=== Records supplied ===
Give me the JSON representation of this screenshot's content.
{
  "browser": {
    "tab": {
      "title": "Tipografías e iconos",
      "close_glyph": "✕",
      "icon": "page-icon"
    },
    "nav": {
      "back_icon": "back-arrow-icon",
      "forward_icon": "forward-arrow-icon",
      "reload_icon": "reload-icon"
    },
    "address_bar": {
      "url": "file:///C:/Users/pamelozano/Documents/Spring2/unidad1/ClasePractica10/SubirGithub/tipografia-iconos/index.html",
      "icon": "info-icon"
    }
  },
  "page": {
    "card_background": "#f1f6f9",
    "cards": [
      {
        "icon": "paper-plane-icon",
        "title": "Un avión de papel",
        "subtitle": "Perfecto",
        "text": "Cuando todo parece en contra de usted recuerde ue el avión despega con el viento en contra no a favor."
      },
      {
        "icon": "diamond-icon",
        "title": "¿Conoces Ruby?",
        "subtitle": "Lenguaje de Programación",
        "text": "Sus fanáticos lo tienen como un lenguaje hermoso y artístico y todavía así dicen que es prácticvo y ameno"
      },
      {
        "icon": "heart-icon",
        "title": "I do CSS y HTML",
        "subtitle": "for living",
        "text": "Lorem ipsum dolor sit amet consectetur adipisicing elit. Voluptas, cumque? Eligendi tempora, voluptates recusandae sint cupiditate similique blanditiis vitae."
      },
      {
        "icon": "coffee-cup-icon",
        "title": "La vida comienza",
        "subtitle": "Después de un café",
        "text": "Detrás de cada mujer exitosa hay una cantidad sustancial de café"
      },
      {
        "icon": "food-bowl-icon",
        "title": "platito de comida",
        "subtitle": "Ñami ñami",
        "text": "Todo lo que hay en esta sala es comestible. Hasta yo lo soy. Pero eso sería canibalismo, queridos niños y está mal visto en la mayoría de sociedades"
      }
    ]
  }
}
===
§ Objective:
Return the listing above in full, character for character.

§ Response:
Give me the JSON representation of this screenshot's content.
{
  "browser": {
    "tab": {
      "title": "Tipografías e iconos",
      "close_glyph": "✕",
      "icon": "page-icon"
    },
    "nav": {
      "back_icon": "back-arrow-icon",
      "forward_icon": "forward-arrow-icon",
      "reload_icon": "reload-icon"
    },
    "address_bar": {
      "url": "file:///C:/Users/pamelozano/Documents/Spring2/unidad1/ClasePractica10/SubirGithub/tipografia-iconos/index.html",
      "icon": "info-icon"
    }
  },
  "page": {
    "card_background": "#f1f6f9",
    "cards": [
      {
        "icon": "paper-plane-icon",
        "title": "Un avión de papel",
        "subtitle": "Perfecto",
        "text": "Cuando todo parece en contra de usted recuerde ue el avión despega con el viento en contra no a favor."
      },
      {
        "icon": "diamond-icon",
        "title": "¿Conoces Ruby?",
        "subtitle": "Lenguaje de Programación",
        "text": "Sus fanáticos lo tienen como un lenguaje hermoso y artístico y todavía así dicen que es prácticvo y ameno"
      },
      {
        "icon": "heart-icon",
        "title": "I do CSS y HTML",
        "subtitle": "for living",
        "text": "Lorem ipsum dolor sit amet consectetur adipisicing elit. Voluptas, cumque? Eligendi tempora, voluptates recusandae sint cupiditate similique blanditiis vitae."
      },
      {
        "icon": "coffee-cup-icon",
        "title": "La vida comienza",
        "subtitle": "Después de un café",
        "text": "Detrás de cada mujer exitosa hay una cantidad sustancial de café"
      },
      {
        "icon": "food-bowl-icon",
        "title": "platito de comida",
        "subtitle": "Ñami ñami",
        "text": "Todo lo que hay en esta sala es comestible. Hasta yo lo soy. Pero eso sería canibalismo, queridos niños y está mal visto en la mayoría de sociedades"
      }
    ]
  }
}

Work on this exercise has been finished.